(A block of data)
————

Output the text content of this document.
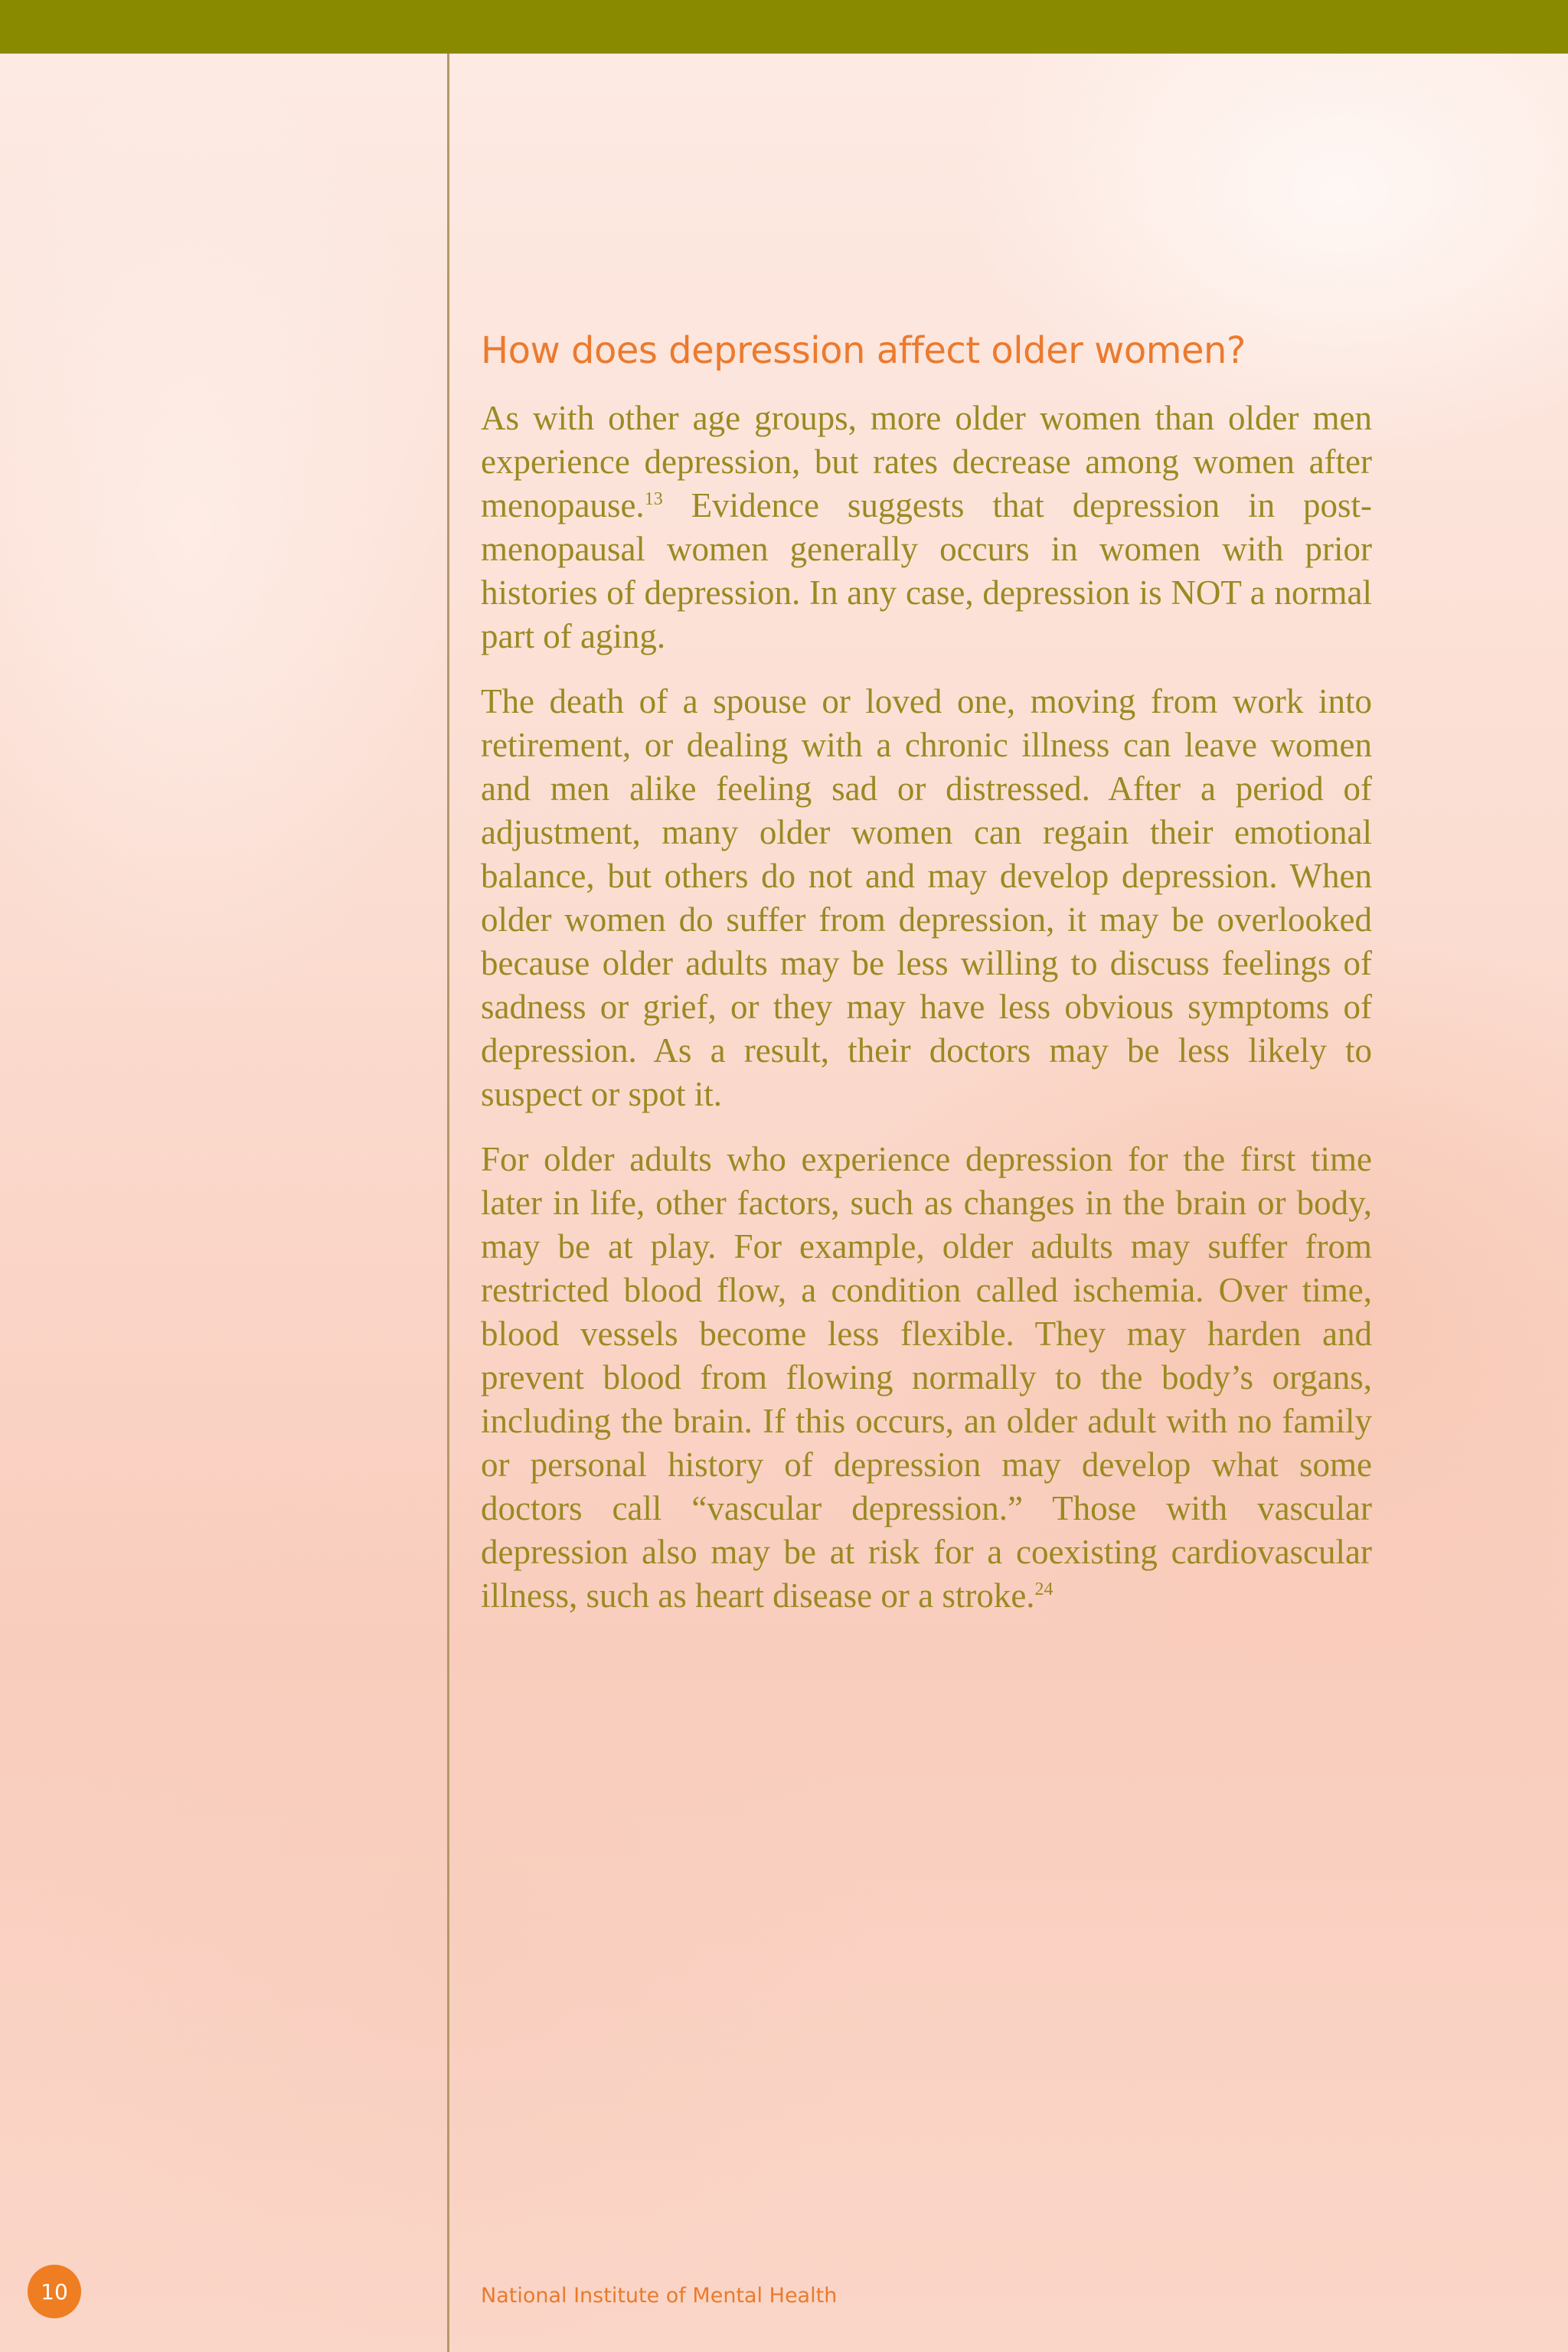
How does depression affect older women?

As with other age groups, more older women than older men experience depression, but rates decrease among women after menopause.$^{13}$ Evidence suggests that depression in post-menopausal women generally occurs in women with prior histories of depression. In any case, depression is NOT a normal part of aging.

The death of a spouse or loved one, moving from work into retirement, or dealing with a chronic illness can leave women and men alike feeling sad or distressed. After a period of adjustment, many older women can regain their emotional balance, but others do not and may develop depression. When older women do suffer from depression, it may be overlooked because older adults may be less willing to discuss feelings of sadness or grief, or they may have less obvious symptoms of depression. As a result, their doctors may be less likely to suspect or spot it.

For older adults who experience depression for the first time later in life, other factors, such as changes in the brain or body, may be at play. For example, older adults may suffer from restricted blood flow, a condition called ischemia. Over time, blood vessels become less flexible. They may harden and prevent blood from flowing normally to the body’s organs, including the brain. If this occurs, an older adult with no family or personal history of depression may develop what some doctors call “vascular depression.” Those with vascular depression also may be at risk for a coexisting cardiovascular illness, such as heart disease or a stroke.$^{24}$

10	National Institute of Mental Health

————

Quote the records above exactly, leaving out any pictures.

Output the text content of this document.
How does depression affect older women?

As with other age groups, more older women than older men experience depression, but rates decrease among women after menopause.$^{13}$ Evidence suggests that depression in post-menopausal women generally occurs in women with prior histories of depression. In any case, depression is NOT a normal part of aging.

The death of a spouse or loved one, moving from work into retirement, or dealing with a chronic illness can leave women and men alike feeling sad or distressed. After a period of adjustment, many older women can regain their emotional balance, but others do not and may develop depression. When older women do suffer from depression, it may be overlooked because older adults may be less willing to discuss feelings of sadness or grief, or they may have less obvious symptoms of depression. As a result, their doctors may be less likely to suspect or spot it.

For older adults who experience depression for the first time later in life, other factors, such as changes in the brain or body, may be at play. For example, older adults may suffer from restricted blood flow, a condition called ischemia. Over time, blood vessels become less flexible. They may harden and prevent blood from flowing normally to the body’s organs, including the brain. If this occurs, an older adult with no family or personal history of depression may develop what some doctors call “vascular depression.” Those with vascular depression also may be at risk for a coexisting cardiovascular illness, such as heart disease or a stroke.$^{24}$

10	National Institute of Mental Health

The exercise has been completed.